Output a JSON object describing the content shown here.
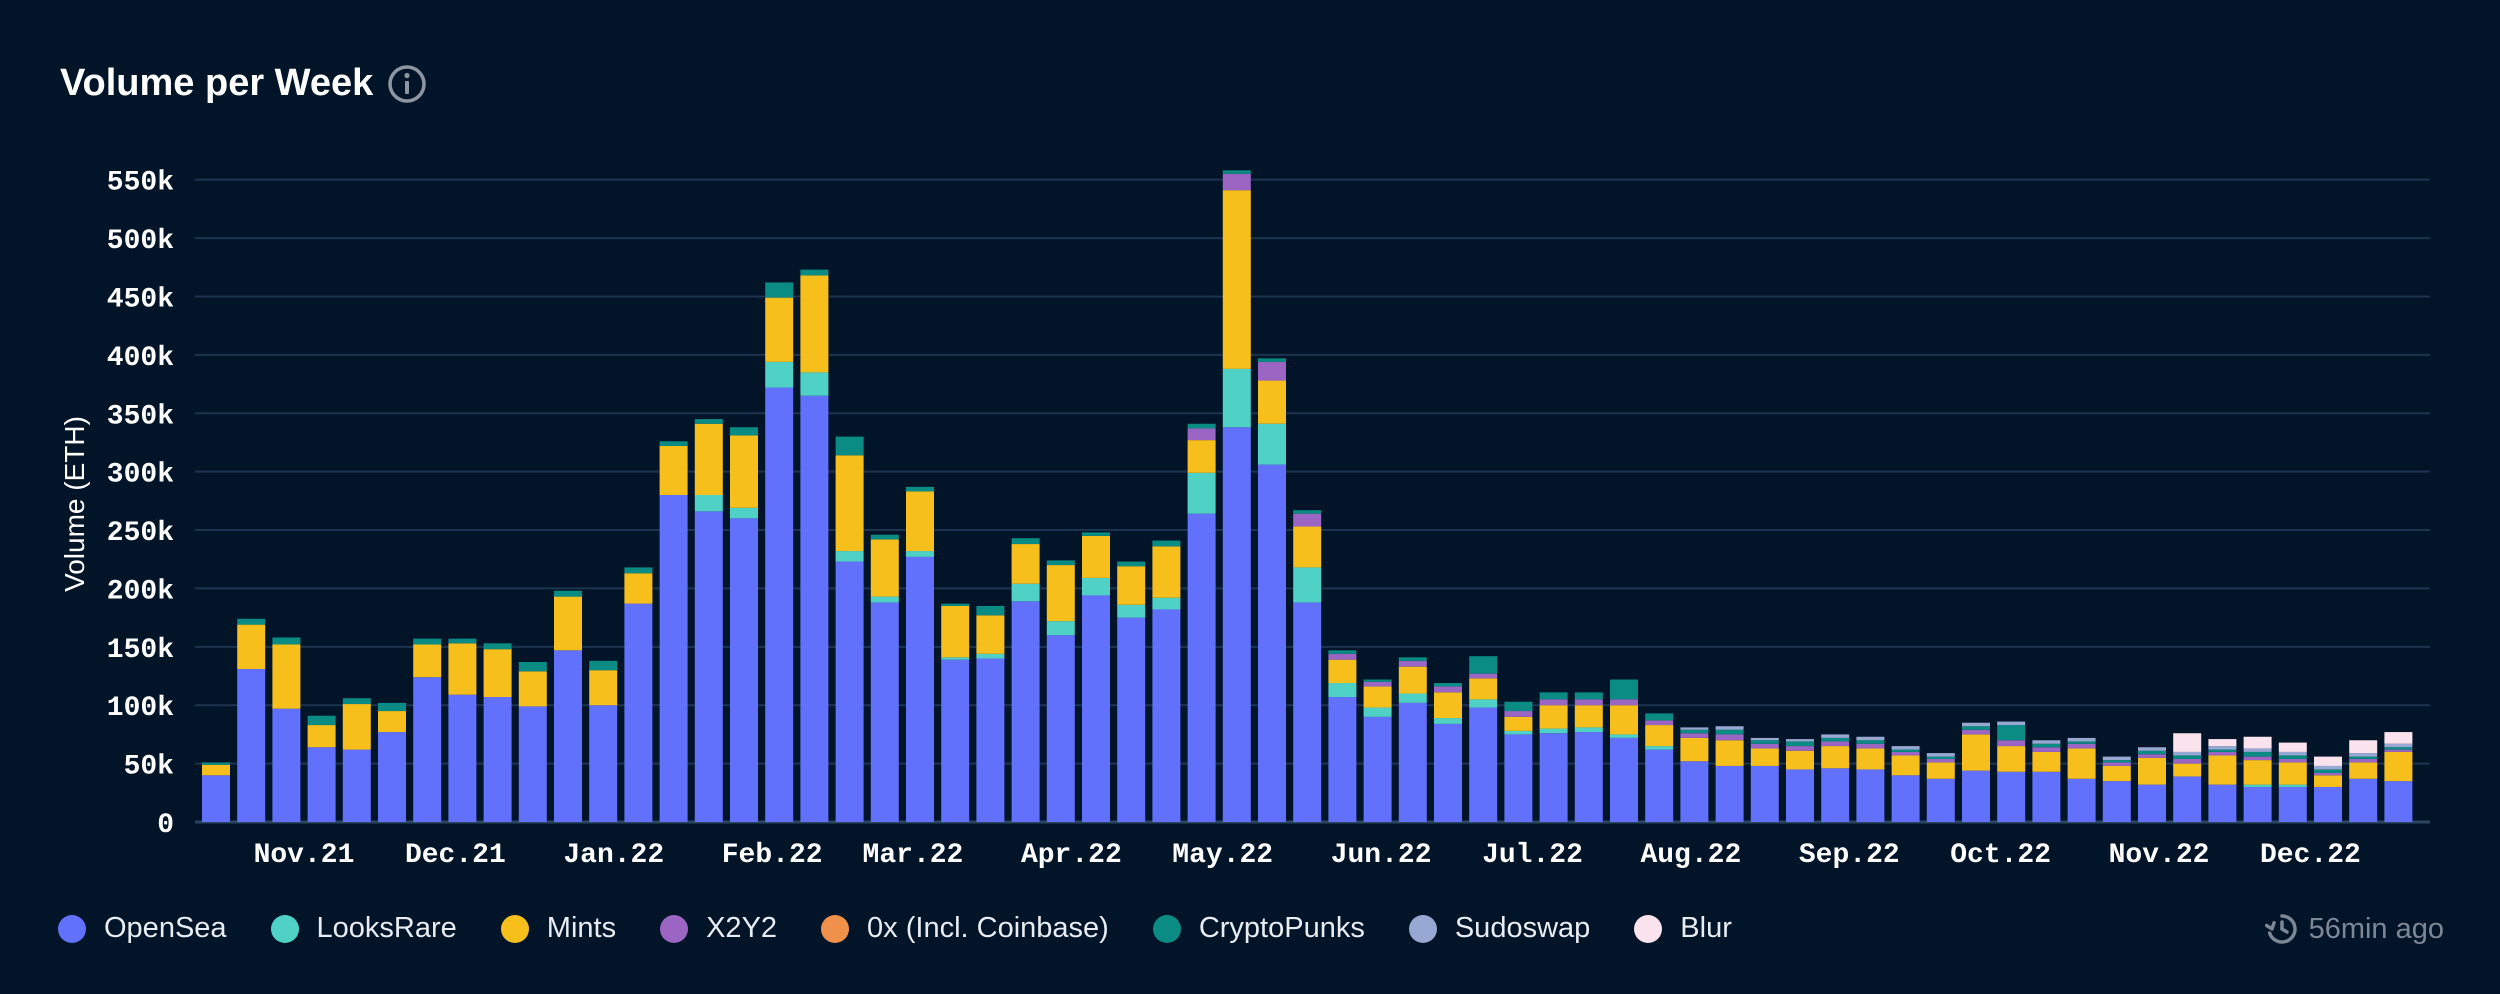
{
  "header": {
    "title": "Volume per Week",
    "info_icon": "info-circle-icon"
  },
  "footer": {
    "updated": "56min ago",
    "updated_icon": "history-clock-icon"
  },
  "chart_data": {
    "type": "bar",
    "stacked": true,
    "title": "Volume per Week",
    "xlabel": "",
    "ylabel": "Volume (ETH)",
    "ylim": [
      0,
      560000
    ],
    "y_ticks": [
      0,
      50000,
      100000,
      150000,
      200000,
      250000,
      300000,
      350000,
      400000,
      450000,
      500000,
      550000
    ],
    "y_tick_labels": [
      "0",
      "50k",
      "100k",
      "150k",
      "200k",
      "250k",
      "300k",
      "350k",
      "400k",
      "450k",
      "500k",
      "550k"
    ],
    "x_tick_labels": [
      {
        "label": "Nov.21",
        "week": 2.5
      },
      {
        "label": "Dec.21",
        "week": 6.8
      },
      {
        "label": "Jan.22",
        "week": 11.3
      },
      {
        "label": "Feb.22",
        "week": 15.8
      },
      {
        "label": "Mar.22",
        "week": 19.8
      },
      {
        "label": "Apr.22",
        "week": 24.3
      },
      {
        "label": "May.22",
        "week": 28.6
      },
      {
        "label": "Jun.22",
        "week": 33.1
      },
      {
        "label": "Jul.22",
        "week": 37.4
      },
      {
        "label": "Aug.22",
        "week": 41.9
      },
      {
        "label": "Sep.22",
        "week": 46.4
      },
      {
        "label": "Oct.22",
        "week": 50.7
      },
      {
        "label": "Nov.22",
        "week": 55.2
      },
      {
        "label": "Dec.22",
        "week": 59.5
      }
    ],
    "grid": true,
    "legend_position": "bottom",
    "series": [
      {
        "name": "OpenSea",
        "color": "#6271fc",
        "values": [
          40000,
          131000,
          97000,
          64000,
          62000,
          77000,
          124000,
          109000,
          107000,
          99000,
          147000,
          100000,
          187000,
          280000,
          266000,
          260000,
          372000,
          365000,
          223000,
          188000,
          227000,
          139000,
          140000,
          189000,
          160000,
          194000,
          175000,
          182000,
          264000,
          338000,
          306000,
          188000,
          107000,
          90000,
          102000,
          84000,
          98000,
          75000,
          76000,
          77000,
          72000,
          62000,
          52000,
          48000,
          48000,
          45000,
          46000,
          45000,
          40000,
          37000,
          44000,
          43000,
          43000,
          37000,
          35000,
          32000,
          39000,
          32000,
          30000,
          30000,
          30000,
          37000,
          35000
        ]
      },
      {
        "name": "LooksRare",
        "color": "#4fd1c5",
        "values": [
          0,
          0,
          0,
          0,
          0,
          0,
          0,
          0,
          0,
          0,
          0,
          0,
          0,
          0,
          14000,
          9000,
          22000,
          20000,
          9000,
          5000,
          5000,
          2000,
          4000,
          15000,
          12000,
          15000,
          11000,
          10000,
          35000,
          50000,
          35000,
          30000,
          12000,
          8000,
          8000,
          5000,
          7000,
          3000,
          4000,
          4000,
          3000,
          3000,
          0,
          0,
          0,
          0,
          0,
          0,
          0,
          0,
          0,
          0,
          0,
          0,
          0,
          0,
          0,
          0,
          2000,
          2000,
          0,
          0,
          0
        ]
      },
      {
        "name": "Mints",
        "color": "#f6bf1c",
        "values": [
          9000,
          38000,
          55000,
          19000,
          39000,
          18000,
          28000,
          44000,
          41000,
          30000,
          46000,
          30000,
          26000,
          42000,
          61000,
          62000,
          55000,
          83000,
          82000,
          49000,
          51000,
          44000,
          33000,
          34000,
          48000,
          36000,
          33000,
          44000,
          28000,
          153000,
          37000,
          35000,
          20000,
          18000,
          23000,
          22000,
          18000,
          12000,
          20000,
          19000,
          25000,
          18000,
          20000,
          22000,
          15000,
          16000,
          19000,
          18000,
          17000,
          14000,
          31000,
          22000,
          17000,
          26000,
          13000,
          23000,
          11000,
          25000,
          21000,
          19000,
          10000,
          14000,
          25000
        ]
      },
      {
        "name": "X2Y2",
        "color": "#9b65c4",
        "values": [
          0,
          0,
          0,
          0,
          0,
          0,
          0,
          0,
          0,
          0,
          0,
          0,
          0,
          0,
          0,
          0,
          0,
          0,
          0,
          0,
          0,
          0,
          0,
          0,
          0,
          0,
          0,
          0,
          10000,
          14000,
          16000,
          11000,
          5000,
          4000,
          5000,
          5000,
          4000,
          5000,
          5000,
          5000,
          5000,
          4000,
          4000,
          5000,
          4000,
          4000,
          4000,
          4000,
          3000,
          3000,
          4000,
          5000,
          4000,
          4000,
          3000,
          3000,
          4000,
          3000,
          3000,
          3000,
          2000,
          3000,
          2000
        ]
      },
      {
        "name": "0x (Incl. Coinbase)",
        "color": "#f0914b",
        "values": [
          0,
          0,
          0,
          0,
          0,
          0,
          0,
          0,
          0,
          0,
          0,
          0,
          0,
          0,
          0,
          0,
          0,
          0,
          0,
          0,
          0,
          0,
          0,
          0,
          0,
          0,
          0,
          0,
          0,
          0,
          0,
          0,
          0,
          0,
          0,
          0,
          0,
          0,
          0,
          0,
          0,
          0,
          0,
          0,
          0,
          0,
          0,
          0,
          0,
          0,
          0,
          0,
          0,
          0,
          0,
          0,
          0,
          0,
          0,
          0,
          0,
          0,
          0
        ]
      },
      {
        "name": "CryptoPunks",
        "color": "#0a8b84",
        "values": [
          2000,
          5000,
          6000,
          8000,
          5000,
          7000,
          5000,
          4000,
          5000,
          8000,
          5000,
          8000,
          5000,
          4000,
          4000,
          7000,
          13000,
          5000,
          16000,
          4000,
          4000,
          2000,
          8000,
          5000,
          4000,
          3000,
          4000,
          5000,
          4000,
          3000,
          3000,
          3000,
          3000,
          2000,
          3000,
          3000,
          15000,
          8000,
          6000,
          6000,
          17000,
          6000,
          3000,
          4000,
          3000,
          4000,
          3000,
          3000,
          2000,
          2000,
          3000,
          13000,
          3000,
          2000,
          2000,
          3000,
          3000,
          2000,
          4000,
          3000,
          3000,
          2000,
          2000
        ]
      },
      {
        "name": "Sudoswap",
        "color": "#97a8d3",
        "values": [
          0,
          0,
          0,
          0,
          0,
          0,
          0,
          0,
          0,
          0,
          0,
          0,
          0,
          0,
          0,
          0,
          0,
          0,
          0,
          0,
          0,
          0,
          0,
          0,
          0,
          0,
          0,
          0,
          0,
          0,
          0,
          0,
          0,
          0,
          0,
          0,
          0,
          0,
          0,
          0,
          0,
          0,
          2000,
          3000,
          2000,
          2000,
          3000,
          3000,
          3000,
          3000,
          3000,
          3000,
          3000,
          3000,
          3000,
          3000,
          3000,
          3000,
          3000,
          3000,
          3000,
          3000,
          3000
        ]
      },
      {
        "name": "Blur",
        "color": "#fbe3ee",
        "values": [
          0,
          0,
          0,
          0,
          0,
          0,
          0,
          0,
          0,
          0,
          0,
          0,
          0,
          0,
          0,
          0,
          0,
          0,
          0,
          0,
          0,
          0,
          0,
          0,
          0,
          0,
          0,
          0,
          0,
          0,
          0,
          0,
          0,
          0,
          0,
          0,
          0,
          0,
          0,
          0,
          0,
          0,
          0,
          0,
          0,
          0,
          0,
          0,
          0,
          0,
          0,
          0,
          0,
          0,
          0,
          0,
          16000,
          6000,
          10000,
          8000,
          8000,
          11000,
          10000
        ]
      }
    ]
  }
}
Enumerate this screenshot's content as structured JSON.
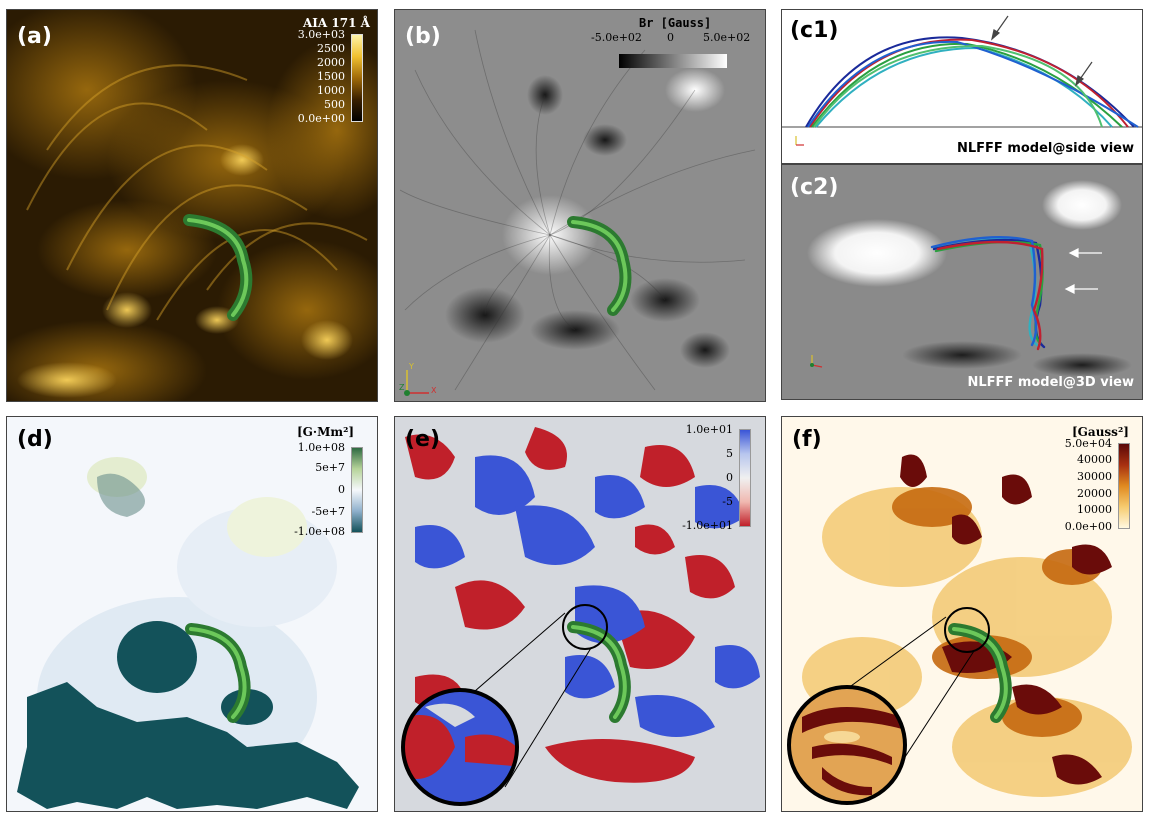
{
  "figure": {
    "panel_a": {
      "label": "(a)",
      "colorbar_title": "AIA 171 Å",
      "ticks": [
        "3.0e+03",
        "2500",
        "2000",
        "1500",
        "1000",
        "500",
        "0.0e+00"
      ]
    },
    "panel_b": {
      "label": "(b)",
      "colorbar_title": "Br [Gauss]",
      "ticks": [
        "-5.0e+02",
        "0",
        "5.0e+02"
      ],
      "axes": {
        "y": "Y",
        "z": "Z",
        "x": "X"
      }
    },
    "panel_c1": {
      "label": "(c1)",
      "caption": "NLFFF model@side view"
    },
    "panel_c2": {
      "label": "(c2)",
      "caption": "NLFFF model@3D view"
    },
    "panel_d": {
      "label": "(d)",
      "colorbar_title": "[G·Mm²]",
      "ticks": [
        "1.0e+08",
        "5e+7",
        "0",
        "-5e+7",
        "-1.0e+08"
      ]
    },
    "panel_e": {
      "label": "(e)",
      "ticks": [
        "1.0e+01",
        "5",
        "0",
        "-5",
        "-1.0e+01"
      ]
    },
    "panel_f": {
      "label": "(f)",
      "colorbar_title": "[Gauss²]",
      "ticks": [
        "5.0e+04",
        "40000",
        "30000",
        "20000",
        "10000",
        "0.0e+00"
      ]
    }
  },
  "colors": {
    "aia_bg": "#2a1a02",
    "aia_bright": "#f3c23a",
    "mag_gray": "#8c8c8c",
    "teal": "#13525a",
    "flux_rope": "#3ea64a",
    "red": "#c0202a",
    "blue": "#3a55d6"
  }
}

□ □ □ □ □ □ □

Exercise goal
Output exactly the lines from the one containing "Enumerate this screenshot's" through the last line of the records above, both included, leaving out any pictures.

Final result
Enumerate this screenshot's content as structured JSON.
{
  "figure": {
    "panel_a": {
      "label": "(a)",
      "colorbar_title": "AIA 171 Å",
      "ticks": [
        "3.0e+03",
        "2500",
        "2000",
        "1500",
        "1000",
        "500",
        "0.0e+00"
      ]
    },
    "panel_b": {
      "label": "(b)",
      "colorbar_title": "Br [Gauss]",
      "ticks": [
        "-5.0e+02",
        "0",
        "5.0e+02"
      ],
      "axes": {
        "y": "Y",
        "z": "Z",
        "x": "X"
      }
    },
    "panel_c1": {
      "label": "(c1)",
      "caption": "NLFFF model@side view"
    },
    "panel_c2": {
      "label": "(c2)",
      "caption": "NLFFF model@3D view"
    },
    "panel_d": {
      "label": "(d)",
      "colorbar_title": "[G·Mm²]",
      "ticks": [
        "1.0e+08",
        "5e+7",
        "0",
        "-5e+7",
        "-1.0e+08"
      ]
    },
    "panel_e": {
      "label": "(e)",
      "ticks": [
        "1.0e+01",
        "5",
        "0",
        "-5",
        "-1.0e+01"
      ]
    },
    "panel_f": {
      "label": "(f)",
      "colorbar_title": "[Gauss²]",
      "ticks": [
        "5.0e+04",
        "40000",
        "30000",
        "20000",
        "10000",
        "0.0e+00"
      ]
    }
  },
  "colors": {
    "aia_bg": "#2a1a02",
    "aia_bright": "#f3c23a",
    "mag_gray": "#8c8c8c",
    "teal": "#13525a",
    "flux_rope": "#3ea64a",
    "red": "#c0202a",
    "blue": "#3a55d6"
  }
}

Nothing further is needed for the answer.